[START Available records]

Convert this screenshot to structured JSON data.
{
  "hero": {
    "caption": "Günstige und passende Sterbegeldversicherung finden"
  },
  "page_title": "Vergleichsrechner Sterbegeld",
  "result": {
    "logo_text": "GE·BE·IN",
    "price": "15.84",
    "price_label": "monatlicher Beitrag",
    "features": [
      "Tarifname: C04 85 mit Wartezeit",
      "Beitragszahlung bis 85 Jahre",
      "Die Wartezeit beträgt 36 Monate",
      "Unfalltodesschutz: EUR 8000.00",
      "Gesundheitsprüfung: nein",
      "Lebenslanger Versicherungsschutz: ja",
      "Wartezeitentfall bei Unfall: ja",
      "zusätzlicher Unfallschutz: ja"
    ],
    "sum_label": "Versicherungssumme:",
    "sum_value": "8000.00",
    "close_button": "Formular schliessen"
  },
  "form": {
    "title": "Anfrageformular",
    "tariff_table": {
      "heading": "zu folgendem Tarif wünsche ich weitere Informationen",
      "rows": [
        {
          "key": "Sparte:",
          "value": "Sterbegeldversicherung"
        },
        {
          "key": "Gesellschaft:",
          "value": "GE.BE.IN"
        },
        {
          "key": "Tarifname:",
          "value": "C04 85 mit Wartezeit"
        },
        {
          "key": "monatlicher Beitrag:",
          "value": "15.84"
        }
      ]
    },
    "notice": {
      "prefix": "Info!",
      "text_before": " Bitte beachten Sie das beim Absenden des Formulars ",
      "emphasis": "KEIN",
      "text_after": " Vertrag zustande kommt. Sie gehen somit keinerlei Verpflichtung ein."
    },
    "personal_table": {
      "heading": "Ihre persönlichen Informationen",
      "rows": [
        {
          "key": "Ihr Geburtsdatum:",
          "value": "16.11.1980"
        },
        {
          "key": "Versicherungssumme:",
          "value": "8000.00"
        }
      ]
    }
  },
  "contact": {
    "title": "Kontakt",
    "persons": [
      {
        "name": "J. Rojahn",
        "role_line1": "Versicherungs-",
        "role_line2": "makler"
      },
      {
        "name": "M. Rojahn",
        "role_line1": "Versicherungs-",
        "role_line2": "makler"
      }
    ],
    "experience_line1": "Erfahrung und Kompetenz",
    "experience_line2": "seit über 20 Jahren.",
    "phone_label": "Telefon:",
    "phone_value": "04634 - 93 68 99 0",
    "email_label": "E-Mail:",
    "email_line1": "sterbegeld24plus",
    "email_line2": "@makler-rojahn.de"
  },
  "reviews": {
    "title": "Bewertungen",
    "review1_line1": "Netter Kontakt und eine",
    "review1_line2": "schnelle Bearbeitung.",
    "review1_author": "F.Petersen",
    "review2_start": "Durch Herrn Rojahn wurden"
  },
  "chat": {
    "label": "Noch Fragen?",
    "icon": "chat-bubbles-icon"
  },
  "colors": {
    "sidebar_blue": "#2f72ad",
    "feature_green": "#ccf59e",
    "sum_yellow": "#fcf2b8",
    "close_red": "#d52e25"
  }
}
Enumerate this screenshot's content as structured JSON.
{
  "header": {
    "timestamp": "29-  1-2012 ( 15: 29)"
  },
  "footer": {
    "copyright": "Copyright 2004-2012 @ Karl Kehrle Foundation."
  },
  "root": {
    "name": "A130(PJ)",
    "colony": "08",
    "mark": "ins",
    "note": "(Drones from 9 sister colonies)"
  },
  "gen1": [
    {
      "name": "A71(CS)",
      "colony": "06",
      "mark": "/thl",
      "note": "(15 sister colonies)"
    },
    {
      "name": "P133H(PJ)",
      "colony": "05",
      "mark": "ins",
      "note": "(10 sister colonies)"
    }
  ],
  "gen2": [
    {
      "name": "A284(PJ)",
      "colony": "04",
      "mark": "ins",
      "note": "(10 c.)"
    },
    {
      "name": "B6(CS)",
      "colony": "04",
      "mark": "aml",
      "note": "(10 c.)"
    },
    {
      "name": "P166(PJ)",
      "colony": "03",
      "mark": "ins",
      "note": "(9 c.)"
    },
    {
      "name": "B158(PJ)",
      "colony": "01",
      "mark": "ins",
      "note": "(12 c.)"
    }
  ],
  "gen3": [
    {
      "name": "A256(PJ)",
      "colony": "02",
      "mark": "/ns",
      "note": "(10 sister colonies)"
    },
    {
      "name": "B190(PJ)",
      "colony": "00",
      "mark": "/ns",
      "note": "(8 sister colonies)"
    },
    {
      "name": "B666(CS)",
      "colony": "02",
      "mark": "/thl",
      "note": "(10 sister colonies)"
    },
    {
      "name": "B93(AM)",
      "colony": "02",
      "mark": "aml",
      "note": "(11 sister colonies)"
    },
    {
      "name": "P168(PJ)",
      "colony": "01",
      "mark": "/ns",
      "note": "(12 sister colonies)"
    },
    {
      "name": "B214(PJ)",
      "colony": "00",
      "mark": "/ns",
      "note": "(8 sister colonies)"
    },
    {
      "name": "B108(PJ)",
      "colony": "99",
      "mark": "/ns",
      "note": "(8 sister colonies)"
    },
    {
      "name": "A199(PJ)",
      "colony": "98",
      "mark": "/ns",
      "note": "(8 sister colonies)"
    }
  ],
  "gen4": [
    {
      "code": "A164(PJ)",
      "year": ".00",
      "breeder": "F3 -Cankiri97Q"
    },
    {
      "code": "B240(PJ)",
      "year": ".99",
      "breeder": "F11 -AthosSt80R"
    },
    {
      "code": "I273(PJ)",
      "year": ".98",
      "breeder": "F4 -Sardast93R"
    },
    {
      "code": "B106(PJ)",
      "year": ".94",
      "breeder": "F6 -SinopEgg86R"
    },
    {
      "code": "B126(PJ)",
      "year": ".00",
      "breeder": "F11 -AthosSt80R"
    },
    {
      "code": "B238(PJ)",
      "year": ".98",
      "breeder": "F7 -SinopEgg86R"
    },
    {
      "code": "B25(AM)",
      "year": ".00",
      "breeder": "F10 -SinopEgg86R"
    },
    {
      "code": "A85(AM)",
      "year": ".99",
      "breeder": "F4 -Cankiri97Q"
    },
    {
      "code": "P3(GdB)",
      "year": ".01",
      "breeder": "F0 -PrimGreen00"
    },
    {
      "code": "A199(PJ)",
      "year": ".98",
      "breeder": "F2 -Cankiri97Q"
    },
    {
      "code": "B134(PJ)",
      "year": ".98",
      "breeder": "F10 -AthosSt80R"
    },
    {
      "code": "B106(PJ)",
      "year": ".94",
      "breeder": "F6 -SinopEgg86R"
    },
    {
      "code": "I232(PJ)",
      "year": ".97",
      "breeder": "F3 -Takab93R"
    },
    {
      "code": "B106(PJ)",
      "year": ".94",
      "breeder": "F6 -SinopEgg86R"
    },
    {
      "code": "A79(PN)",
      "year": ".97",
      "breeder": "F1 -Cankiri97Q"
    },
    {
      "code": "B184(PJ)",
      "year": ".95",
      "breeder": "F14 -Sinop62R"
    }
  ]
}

[END Available records]

Stated task:
Show every line in the records above that contains the word "this".

Full answer:
Convert this screenshot to structured JSON data.
Enumerate this screenshot's content as structured JSON.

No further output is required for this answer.